▶ Task directions
Report every line from the material that contains the word "Mendès".

Dataset records

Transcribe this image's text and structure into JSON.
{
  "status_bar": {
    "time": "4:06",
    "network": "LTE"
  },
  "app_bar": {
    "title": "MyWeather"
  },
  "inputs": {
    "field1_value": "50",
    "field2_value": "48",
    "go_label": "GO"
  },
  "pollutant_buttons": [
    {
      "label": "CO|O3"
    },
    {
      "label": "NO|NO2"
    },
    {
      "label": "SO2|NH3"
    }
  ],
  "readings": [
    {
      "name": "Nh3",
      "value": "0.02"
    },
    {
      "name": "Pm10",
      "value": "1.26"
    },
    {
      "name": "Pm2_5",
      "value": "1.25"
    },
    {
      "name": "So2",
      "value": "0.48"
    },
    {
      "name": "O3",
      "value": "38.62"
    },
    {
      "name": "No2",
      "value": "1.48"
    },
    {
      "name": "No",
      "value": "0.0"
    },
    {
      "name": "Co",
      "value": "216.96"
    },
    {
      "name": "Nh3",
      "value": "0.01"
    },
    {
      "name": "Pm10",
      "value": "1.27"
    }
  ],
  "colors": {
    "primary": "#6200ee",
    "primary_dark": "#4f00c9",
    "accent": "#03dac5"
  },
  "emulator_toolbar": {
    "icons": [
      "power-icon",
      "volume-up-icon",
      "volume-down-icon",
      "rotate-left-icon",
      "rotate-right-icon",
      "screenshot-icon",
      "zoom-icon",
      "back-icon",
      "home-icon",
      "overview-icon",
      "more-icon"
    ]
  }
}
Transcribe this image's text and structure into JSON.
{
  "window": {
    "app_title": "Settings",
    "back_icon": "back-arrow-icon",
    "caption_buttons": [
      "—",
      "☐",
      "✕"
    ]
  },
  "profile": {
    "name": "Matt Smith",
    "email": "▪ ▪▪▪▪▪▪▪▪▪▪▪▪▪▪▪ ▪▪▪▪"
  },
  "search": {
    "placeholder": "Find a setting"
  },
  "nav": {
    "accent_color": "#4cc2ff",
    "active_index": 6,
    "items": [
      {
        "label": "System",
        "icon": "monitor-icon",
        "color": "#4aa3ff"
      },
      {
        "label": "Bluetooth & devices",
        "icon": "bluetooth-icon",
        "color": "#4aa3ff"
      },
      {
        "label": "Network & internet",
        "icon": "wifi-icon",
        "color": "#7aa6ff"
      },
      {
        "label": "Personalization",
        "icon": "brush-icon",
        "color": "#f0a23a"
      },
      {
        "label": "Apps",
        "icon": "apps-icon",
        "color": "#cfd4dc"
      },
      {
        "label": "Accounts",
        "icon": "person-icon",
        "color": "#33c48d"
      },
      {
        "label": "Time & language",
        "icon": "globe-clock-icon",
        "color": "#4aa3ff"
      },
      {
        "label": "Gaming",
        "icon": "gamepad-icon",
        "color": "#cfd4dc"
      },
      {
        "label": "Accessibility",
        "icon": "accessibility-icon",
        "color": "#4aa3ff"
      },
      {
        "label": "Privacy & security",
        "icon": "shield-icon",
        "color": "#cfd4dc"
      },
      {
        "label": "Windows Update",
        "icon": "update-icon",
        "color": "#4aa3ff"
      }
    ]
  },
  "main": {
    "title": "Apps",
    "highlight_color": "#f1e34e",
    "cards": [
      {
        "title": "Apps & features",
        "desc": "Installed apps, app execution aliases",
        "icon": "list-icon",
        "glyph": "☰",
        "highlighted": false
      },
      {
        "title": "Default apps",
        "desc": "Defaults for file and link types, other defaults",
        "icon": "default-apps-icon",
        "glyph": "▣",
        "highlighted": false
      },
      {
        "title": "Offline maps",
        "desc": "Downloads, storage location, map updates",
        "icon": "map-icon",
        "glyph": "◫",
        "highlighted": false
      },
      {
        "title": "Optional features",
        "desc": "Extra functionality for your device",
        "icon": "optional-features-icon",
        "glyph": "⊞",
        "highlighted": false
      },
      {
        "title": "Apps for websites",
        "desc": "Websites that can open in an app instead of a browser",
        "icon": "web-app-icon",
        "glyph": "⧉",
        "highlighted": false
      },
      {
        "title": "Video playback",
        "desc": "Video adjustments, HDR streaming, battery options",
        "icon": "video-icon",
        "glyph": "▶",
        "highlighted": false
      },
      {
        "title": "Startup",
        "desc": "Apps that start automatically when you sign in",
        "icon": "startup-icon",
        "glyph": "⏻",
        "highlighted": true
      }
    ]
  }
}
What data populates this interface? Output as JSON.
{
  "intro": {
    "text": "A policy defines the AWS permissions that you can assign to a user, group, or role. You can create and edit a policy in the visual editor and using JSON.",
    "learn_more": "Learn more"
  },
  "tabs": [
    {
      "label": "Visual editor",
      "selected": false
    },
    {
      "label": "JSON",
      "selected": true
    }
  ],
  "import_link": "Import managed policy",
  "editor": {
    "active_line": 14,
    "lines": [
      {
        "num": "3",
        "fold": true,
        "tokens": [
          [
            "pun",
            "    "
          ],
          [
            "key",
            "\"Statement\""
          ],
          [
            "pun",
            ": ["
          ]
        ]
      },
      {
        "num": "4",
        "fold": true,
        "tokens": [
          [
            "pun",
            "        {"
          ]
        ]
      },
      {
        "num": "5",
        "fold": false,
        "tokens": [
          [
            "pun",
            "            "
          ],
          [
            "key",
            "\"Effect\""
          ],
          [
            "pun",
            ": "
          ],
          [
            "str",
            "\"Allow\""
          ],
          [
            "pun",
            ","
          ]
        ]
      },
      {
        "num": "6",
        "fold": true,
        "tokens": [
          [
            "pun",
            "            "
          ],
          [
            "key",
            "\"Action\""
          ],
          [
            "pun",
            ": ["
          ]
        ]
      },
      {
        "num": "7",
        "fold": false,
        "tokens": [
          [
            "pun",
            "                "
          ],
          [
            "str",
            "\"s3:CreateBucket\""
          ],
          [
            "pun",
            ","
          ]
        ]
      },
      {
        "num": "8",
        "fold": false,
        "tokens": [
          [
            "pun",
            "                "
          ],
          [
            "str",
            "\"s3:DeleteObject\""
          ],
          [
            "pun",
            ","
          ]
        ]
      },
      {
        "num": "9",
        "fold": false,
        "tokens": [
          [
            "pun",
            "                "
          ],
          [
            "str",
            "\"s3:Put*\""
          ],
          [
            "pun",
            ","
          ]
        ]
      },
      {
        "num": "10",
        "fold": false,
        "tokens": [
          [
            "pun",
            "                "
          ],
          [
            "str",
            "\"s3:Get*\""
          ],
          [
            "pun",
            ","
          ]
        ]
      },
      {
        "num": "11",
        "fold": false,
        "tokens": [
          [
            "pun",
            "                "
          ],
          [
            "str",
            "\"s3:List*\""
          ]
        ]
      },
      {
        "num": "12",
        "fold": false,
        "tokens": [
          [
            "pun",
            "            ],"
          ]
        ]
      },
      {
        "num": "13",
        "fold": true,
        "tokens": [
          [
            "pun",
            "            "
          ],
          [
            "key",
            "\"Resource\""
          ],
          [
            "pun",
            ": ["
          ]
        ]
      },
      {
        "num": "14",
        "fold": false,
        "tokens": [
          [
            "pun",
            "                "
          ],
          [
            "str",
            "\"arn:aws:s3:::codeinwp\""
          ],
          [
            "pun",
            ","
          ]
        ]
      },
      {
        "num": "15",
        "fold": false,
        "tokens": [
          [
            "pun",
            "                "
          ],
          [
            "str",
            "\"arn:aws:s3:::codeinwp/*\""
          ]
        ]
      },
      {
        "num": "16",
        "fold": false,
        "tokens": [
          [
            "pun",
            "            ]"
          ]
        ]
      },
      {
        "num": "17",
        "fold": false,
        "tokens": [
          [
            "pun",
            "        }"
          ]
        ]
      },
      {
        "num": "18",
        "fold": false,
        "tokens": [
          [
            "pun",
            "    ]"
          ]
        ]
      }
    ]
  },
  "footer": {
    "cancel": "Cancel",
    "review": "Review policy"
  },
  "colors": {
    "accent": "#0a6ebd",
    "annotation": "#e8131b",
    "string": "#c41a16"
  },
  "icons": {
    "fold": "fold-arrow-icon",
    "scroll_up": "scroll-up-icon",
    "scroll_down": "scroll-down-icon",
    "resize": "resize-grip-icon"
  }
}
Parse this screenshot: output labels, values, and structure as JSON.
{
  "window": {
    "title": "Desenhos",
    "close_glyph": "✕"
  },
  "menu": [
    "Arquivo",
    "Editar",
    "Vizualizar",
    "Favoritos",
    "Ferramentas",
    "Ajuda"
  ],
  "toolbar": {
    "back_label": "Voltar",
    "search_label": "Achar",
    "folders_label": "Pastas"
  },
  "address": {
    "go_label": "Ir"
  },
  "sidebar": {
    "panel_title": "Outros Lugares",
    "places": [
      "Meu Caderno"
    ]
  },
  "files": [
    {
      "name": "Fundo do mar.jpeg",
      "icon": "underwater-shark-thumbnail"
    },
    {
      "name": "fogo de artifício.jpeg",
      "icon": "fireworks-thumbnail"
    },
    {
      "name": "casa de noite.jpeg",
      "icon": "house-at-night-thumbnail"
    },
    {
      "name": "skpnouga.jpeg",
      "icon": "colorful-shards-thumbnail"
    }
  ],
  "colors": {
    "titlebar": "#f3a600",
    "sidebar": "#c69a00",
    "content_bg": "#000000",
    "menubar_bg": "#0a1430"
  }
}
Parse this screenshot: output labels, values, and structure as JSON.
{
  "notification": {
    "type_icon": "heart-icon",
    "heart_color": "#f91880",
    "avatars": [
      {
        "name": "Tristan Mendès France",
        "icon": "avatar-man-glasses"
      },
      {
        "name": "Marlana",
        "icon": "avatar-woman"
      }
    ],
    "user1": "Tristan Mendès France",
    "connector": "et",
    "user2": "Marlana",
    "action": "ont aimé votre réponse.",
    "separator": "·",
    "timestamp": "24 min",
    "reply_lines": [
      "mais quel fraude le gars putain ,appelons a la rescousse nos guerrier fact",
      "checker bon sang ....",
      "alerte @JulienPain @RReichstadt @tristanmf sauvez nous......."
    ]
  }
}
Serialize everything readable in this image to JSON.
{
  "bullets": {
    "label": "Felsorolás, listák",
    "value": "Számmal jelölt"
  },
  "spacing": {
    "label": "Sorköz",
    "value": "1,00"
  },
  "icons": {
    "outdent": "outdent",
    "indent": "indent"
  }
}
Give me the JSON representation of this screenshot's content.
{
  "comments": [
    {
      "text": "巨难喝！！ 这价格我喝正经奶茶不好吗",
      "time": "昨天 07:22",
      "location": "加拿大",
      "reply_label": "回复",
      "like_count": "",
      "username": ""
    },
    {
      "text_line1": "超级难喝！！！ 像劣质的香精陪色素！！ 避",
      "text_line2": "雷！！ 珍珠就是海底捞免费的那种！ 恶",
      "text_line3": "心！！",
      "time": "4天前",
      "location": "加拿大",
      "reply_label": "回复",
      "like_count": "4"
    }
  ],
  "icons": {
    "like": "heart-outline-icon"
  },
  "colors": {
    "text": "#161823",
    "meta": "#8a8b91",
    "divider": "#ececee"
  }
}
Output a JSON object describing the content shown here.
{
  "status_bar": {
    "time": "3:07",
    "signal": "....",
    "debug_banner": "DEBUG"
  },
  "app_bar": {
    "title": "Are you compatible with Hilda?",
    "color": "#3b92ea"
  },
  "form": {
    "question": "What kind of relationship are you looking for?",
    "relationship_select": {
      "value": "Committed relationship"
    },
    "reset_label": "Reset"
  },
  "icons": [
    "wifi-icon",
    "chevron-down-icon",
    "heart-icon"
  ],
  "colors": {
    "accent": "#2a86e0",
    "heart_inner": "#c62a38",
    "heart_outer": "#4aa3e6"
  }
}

▶ Task answer
        "name": "Tristan Mendès France",
    "user1": "Tristan Mendès France",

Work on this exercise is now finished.